* [TASK REQUIREMENTS] Extract and list every line that contains the word "data".

------------------------

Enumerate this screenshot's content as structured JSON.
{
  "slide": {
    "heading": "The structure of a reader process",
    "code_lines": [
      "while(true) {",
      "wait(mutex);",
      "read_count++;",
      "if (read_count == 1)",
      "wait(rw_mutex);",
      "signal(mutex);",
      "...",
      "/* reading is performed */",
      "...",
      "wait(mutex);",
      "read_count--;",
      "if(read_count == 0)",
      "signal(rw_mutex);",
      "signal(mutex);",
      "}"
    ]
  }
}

------------------------

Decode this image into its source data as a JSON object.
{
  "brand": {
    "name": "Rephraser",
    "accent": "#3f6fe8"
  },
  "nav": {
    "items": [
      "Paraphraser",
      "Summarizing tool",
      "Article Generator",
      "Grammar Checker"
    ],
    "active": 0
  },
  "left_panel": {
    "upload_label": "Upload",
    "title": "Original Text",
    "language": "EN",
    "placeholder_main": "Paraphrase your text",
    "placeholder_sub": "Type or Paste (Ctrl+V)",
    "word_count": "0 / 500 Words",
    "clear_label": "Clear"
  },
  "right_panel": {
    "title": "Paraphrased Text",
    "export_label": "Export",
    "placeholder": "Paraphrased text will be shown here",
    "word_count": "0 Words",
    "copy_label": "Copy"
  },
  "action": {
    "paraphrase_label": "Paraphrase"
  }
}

------------------------

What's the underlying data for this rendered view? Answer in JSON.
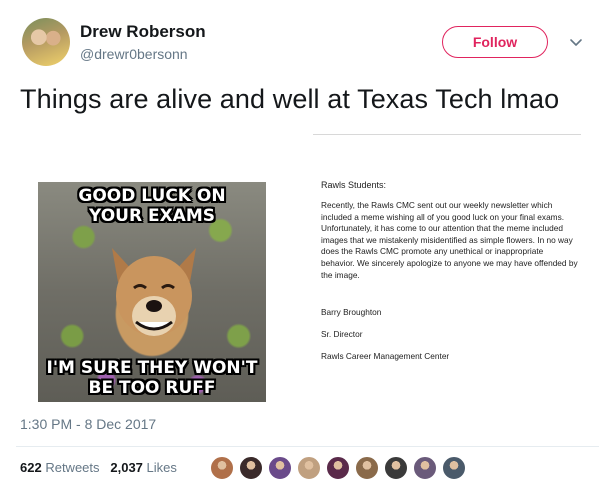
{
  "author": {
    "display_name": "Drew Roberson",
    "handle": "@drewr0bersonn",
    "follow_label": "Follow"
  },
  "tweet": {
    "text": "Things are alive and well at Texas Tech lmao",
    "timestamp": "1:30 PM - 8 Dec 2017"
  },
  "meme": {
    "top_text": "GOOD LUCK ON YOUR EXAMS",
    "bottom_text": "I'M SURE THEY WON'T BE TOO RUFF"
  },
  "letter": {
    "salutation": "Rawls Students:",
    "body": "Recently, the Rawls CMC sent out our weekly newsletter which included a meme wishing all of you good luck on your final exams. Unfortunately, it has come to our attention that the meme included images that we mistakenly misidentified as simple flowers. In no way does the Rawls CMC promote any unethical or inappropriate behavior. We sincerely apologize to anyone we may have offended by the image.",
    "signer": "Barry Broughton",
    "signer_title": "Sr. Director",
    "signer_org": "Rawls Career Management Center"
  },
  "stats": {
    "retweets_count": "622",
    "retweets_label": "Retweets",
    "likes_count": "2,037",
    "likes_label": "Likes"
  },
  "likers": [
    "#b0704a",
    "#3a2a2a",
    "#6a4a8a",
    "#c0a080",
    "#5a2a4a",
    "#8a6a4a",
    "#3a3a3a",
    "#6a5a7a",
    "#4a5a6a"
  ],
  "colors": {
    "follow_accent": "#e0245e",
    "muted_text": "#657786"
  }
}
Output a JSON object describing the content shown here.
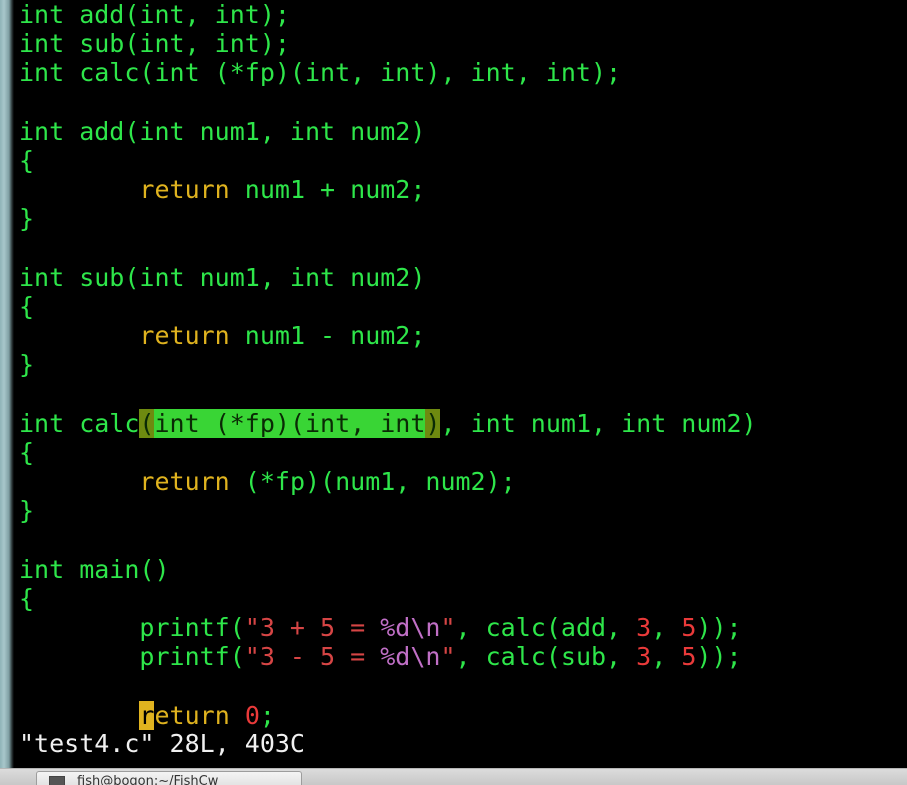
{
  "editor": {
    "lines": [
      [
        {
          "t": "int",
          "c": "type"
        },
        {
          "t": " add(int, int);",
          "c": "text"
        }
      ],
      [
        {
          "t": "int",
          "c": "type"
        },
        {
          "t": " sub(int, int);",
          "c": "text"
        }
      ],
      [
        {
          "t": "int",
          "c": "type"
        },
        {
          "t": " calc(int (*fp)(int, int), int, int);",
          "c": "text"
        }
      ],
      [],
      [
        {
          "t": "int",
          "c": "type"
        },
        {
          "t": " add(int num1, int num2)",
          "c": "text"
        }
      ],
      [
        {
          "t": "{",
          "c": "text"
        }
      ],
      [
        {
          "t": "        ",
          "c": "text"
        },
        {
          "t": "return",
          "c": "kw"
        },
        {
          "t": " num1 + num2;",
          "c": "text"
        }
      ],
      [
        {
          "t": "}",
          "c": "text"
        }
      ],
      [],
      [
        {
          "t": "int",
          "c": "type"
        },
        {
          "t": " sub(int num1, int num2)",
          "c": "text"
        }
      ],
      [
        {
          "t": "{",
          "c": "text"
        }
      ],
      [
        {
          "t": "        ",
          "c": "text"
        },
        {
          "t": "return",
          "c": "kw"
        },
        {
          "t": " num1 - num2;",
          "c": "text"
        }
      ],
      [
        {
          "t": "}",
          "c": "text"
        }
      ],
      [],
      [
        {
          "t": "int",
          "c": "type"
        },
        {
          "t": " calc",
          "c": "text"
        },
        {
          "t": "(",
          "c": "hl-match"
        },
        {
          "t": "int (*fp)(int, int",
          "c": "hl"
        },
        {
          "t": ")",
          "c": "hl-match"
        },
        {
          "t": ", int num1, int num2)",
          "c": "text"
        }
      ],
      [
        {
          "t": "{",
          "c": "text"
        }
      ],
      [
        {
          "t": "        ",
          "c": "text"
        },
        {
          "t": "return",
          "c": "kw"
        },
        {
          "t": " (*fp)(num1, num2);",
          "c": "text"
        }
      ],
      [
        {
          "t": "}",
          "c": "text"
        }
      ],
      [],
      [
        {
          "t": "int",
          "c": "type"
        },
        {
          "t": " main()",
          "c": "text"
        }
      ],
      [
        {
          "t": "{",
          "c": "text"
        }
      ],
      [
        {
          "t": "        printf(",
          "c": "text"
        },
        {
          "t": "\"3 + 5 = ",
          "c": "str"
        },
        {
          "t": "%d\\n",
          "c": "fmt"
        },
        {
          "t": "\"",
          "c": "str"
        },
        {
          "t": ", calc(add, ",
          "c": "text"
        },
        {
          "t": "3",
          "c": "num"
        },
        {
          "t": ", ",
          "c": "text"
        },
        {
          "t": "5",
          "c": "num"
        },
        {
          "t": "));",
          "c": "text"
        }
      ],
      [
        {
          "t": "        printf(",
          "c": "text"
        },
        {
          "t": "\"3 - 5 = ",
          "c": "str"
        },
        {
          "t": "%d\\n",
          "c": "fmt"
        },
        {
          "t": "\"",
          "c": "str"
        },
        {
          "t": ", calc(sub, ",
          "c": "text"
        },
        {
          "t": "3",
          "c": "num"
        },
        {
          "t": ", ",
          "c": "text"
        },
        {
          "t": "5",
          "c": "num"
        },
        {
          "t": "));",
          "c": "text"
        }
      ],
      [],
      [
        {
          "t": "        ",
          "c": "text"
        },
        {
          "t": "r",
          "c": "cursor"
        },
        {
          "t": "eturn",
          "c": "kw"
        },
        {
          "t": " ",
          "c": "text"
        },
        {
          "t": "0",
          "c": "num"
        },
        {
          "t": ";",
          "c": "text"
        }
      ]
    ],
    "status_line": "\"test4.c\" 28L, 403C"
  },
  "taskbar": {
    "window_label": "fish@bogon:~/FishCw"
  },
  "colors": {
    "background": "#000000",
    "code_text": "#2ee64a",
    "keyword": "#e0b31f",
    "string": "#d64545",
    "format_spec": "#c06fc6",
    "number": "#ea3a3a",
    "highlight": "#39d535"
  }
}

------------------------

* [OUTPUT OF THE EXERCISE]
Decode this image into its source data as a JSON object.
What's the underlying data for this rendered view? Answer in JSON.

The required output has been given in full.